_AIM_:
Output nothing but the lines from the line with "Convert this document image to plain text." through the end of the listing below, both ends included.
#### SUPPLIED ENTRIES
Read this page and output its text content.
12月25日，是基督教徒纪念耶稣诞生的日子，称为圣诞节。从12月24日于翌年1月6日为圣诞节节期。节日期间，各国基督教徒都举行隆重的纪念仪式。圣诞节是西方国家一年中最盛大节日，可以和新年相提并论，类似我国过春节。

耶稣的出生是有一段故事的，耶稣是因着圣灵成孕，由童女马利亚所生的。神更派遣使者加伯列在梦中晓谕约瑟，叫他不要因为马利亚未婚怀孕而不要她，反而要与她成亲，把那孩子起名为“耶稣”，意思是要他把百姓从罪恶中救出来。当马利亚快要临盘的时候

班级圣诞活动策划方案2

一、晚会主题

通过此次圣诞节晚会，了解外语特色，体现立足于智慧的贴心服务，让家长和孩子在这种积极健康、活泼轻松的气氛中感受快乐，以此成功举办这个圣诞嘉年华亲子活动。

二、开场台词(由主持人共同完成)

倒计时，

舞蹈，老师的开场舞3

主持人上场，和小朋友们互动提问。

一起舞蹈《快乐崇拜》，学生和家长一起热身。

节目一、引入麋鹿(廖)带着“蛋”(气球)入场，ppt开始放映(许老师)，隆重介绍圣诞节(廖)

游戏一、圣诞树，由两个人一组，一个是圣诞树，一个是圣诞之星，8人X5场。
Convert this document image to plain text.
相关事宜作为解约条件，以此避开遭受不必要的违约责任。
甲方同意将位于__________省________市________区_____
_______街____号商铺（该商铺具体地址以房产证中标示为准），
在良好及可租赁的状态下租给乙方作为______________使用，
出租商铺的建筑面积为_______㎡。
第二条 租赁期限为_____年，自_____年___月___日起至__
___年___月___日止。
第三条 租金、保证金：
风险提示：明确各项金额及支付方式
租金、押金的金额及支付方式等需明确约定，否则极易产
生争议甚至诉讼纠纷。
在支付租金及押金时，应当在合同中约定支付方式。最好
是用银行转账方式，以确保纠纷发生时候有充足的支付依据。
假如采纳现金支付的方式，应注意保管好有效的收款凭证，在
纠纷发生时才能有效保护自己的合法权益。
########
_FULL SOLUTION_:
Convert this document image to plain text.
相关事宜作为解约条件，以此避开遭受不必要的违约责任。
甲方同意将位于__________省________市________区_____
_______街____号商铺（该商铺具体地址以房产证中标示为准），
在良好及可租赁的状态下租给乙方作为______________使用，
出租商铺的建筑面积为_______㎡。
第二条 租赁期限为_____年，自_____年___月___日起至__
___年___月___日止。
第三条 租金、保证金：
风险提示：明确各项金额及支付方式
租金、押金的金额及支付方式等需明确约定，否则极易产
生争议甚至诉讼纠纷。
在支付租金及押金时，应当在合同中约定支付方式。最好
是用银行转账方式，以确保纠纷发生时候有充足的支付依据。
假如采纳现金支付的方式，应注意保管好有效的收款凭证，在
纠纷发生时才能有效保护自己的合法权益。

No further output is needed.